## AIM OF THE EXERCISE
Please extract every line of the records below and reproduce each one character for character, without changes.

(Stored entries)
** begin **

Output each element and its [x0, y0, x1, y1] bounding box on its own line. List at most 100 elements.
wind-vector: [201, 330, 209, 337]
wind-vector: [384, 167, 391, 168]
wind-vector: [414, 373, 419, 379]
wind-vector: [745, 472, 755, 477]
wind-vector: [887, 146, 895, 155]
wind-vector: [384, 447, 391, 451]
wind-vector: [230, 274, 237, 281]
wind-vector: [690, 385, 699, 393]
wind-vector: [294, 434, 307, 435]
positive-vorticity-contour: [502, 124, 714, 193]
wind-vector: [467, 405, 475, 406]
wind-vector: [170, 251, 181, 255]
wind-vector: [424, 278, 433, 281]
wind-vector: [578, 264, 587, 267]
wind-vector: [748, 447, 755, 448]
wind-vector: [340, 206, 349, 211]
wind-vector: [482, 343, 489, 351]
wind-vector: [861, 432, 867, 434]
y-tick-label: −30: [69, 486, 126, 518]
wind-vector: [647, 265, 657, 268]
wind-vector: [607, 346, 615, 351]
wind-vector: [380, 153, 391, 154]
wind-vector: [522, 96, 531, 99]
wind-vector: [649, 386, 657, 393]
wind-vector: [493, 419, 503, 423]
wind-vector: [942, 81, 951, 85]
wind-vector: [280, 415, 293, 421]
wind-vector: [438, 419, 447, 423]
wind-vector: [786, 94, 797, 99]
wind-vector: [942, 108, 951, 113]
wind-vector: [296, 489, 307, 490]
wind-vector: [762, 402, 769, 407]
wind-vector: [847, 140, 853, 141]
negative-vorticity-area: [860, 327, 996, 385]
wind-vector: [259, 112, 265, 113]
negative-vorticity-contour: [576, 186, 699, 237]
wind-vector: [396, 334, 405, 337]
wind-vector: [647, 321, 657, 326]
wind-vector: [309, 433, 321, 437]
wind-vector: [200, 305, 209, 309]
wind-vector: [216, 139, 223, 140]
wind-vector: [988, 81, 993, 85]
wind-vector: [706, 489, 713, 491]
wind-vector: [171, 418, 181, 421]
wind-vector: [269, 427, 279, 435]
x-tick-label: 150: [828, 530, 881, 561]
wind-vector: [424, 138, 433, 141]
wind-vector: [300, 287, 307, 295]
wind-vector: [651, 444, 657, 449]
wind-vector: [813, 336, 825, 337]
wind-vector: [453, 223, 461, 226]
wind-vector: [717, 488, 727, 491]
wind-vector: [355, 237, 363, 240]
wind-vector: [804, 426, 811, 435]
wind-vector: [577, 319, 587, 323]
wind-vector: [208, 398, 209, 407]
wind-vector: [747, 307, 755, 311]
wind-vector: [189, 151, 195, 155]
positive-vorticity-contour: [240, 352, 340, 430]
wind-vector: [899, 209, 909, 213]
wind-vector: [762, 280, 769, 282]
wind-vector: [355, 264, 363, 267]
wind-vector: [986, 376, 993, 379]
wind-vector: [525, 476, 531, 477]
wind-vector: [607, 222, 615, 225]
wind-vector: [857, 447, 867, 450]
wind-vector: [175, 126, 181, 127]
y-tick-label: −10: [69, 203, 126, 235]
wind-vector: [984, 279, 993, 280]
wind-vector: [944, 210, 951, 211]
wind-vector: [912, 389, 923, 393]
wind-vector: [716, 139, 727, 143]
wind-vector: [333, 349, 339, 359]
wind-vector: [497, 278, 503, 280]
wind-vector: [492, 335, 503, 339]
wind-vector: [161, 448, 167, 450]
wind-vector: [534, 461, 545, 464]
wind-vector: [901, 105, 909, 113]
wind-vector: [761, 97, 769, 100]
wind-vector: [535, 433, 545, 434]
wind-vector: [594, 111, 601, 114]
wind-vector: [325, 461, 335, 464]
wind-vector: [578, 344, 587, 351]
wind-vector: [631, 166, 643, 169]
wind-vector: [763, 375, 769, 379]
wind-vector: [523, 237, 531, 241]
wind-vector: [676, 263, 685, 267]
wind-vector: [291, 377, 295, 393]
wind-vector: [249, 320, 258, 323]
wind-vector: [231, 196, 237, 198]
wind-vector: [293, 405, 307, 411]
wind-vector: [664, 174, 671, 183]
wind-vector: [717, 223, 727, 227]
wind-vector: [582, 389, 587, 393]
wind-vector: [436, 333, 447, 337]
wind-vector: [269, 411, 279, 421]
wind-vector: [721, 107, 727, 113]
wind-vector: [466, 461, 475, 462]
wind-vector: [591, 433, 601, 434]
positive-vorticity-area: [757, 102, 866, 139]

** end **

## ANSWER BELOW
Output each element and its [x0, y0, x1, y1] bounding box on its own line. List at most 100 elements.
wind-vector: [201, 330, 209, 337]
wind-vector: [384, 167, 391, 168]
wind-vector: [414, 373, 419, 379]
wind-vector: [745, 472, 755, 477]
wind-vector: [887, 146, 895, 155]
wind-vector: [384, 447, 391, 451]
wind-vector: [230, 274, 237, 281]
wind-vector: [690, 385, 699, 393]
wind-vector: [294, 434, 307, 435]
positive-vorticity-contour: [502, 124, 714, 193]
wind-vector: [467, 405, 475, 406]
wind-vector: [170, 251, 181, 255]
wind-vector: [424, 278, 433, 281]
wind-vector: [578, 264, 587, 267]
wind-vector: [748, 447, 755, 448]
wind-vector: [340, 206, 349, 211]
wind-vector: [482, 343, 489, 351]
wind-vector: [861, 432, 867, 434]
y-tick-label: −30: [69, 486, 126, 518]
wind-vector: [647, 265, 657, 268]
wind-vector: [607, 346, 615, 351]
wind-vector: [380, 153, 391, 154]
wind-vector: [522, 96, 531, 99]
wind-vector: [649, 386, 657, 393]
wind-vector: [493, 419, 503, 423]
wind-vector: [942, 81, 951, 85]
wind-vector: [280, 415, 293, 421]
wind-vector: [438, 419, 447, 423]
wind-vector: [786, 94, 797, 99]
wind-vector: [942, 108, 951, 113]
wind-vector: [296, 489, 307, 490]
wind-vector: [762, 402, 769, 407]
wind-vector: [847, 140, 853, 141]
negative-vorticity-area: [860, 327, 996, 385]
wind-vector: [259, 112, 265, 113]
negative-vorticity-contour: [576, 186, 699, 237]
wind-vector: [396, 334, 405, 337]
wind-vector: [647, 321, 657, 326]
wind-vector: [309, 433, 321, 437]
wind-vector: [200, 305, 209, 309]
wind-vector: [216, 139, 223, 140]
wind-vector: [988, 81, 993, 85]
wind-vector: [706, 489, 713, 491]
wind-vector: [171, 418, 181, 421]
wind-vector: [269, 427, 279, 435]
x-tick-label: 150: [828, 530, 881, 561]
wind-vector: [424, 138, 433, 141]
wind-vector: [300, 287, 307, 295]
wind-vector: [651, 444, 657, 449]
wind-vector: [813, 336, 825, 337]
wind-vector: [453, 223, 461, 226]
wind-vector: [717, 488, 727, 491]
wind-vector: [355, 237, 363, 240]
wind-vector: [804, 426, 811, 435]
wind-vector: [577, 319, 587, 323]
wind-vector: [208, 398, 209, 407]
wind-vector: [747, 307, 755, 311]
wind-vector: [189, 151, 195, 155]
positive-vorticity-contour: [240, 352, 340, 430]
wind-vector: [899, 209, 909, 213]
wind-vector: [762, 280, 769, 282]
wind-vector: [355, 264, 363, 267]
wind-vector: [986, 376, 993, 379]
wind-vector: [525, 476, 531, 477]
wind-vector: [607, 222, 615, 225]
wind-vector: [857, 447, 867, 450]
wind-vector: [175, 126, 181, 127]
y-tick-label: −10: [69, 203, 126, 235]
wind-vector: [984, 279, 993, 280]
wind-vector: [944, 210, 951, 211]
wind-vector: [912, 389, 923, 393]
wind-vector: [716, 139, 727, 143]
wind-vector: [333, 349, 339, 359]
wind-vector: [497, 278, 503, 280]
wind-vector: [492, 335, 503, 339]
wind-vector: [161, 448, 167, 450]
wind-vector: [534, 461, 545, 464]
wind-vector: [901, 105, 909, 113]
wind-vector: [761, 97, 769, 100]
wind-vector: [535, 433, 545, 434]
wind-vector: [594, 111, 601, 114]
wind-vector: [325, 461, 335, 464]
wind-vector: [578, 344, 587, 351]
wind-vector: [631, 166, 643, 169]
wind-vector: [763, 375, 769, 379]
wind-vector: [523, 237, 531, 241]
wind-vector: [676, 263, 685, 267]
wind-vector: [291, 377, 295, 393]
wind-vector: [249, 320, 258, 323]
wind-vector: [231, 196, 237, 198]
wind-vector: [293, 405, 307, 411]
wind-vector: [664, 174, 671, 183]
wind-vector: [717, 223, 727, 227]
wind-vector: [582, 389, 587, 393]
wind-vector: [436, 333, 447, 337]
wind-vector: [269, 411, 279, 421]
wind-vector: [721, 107, 727, 113]
wind-vector: [466, 461, 475, 462]
wind-vector: [591, 433, 601, 434]
positive-vorticity-area: [757, 102, 866, 139]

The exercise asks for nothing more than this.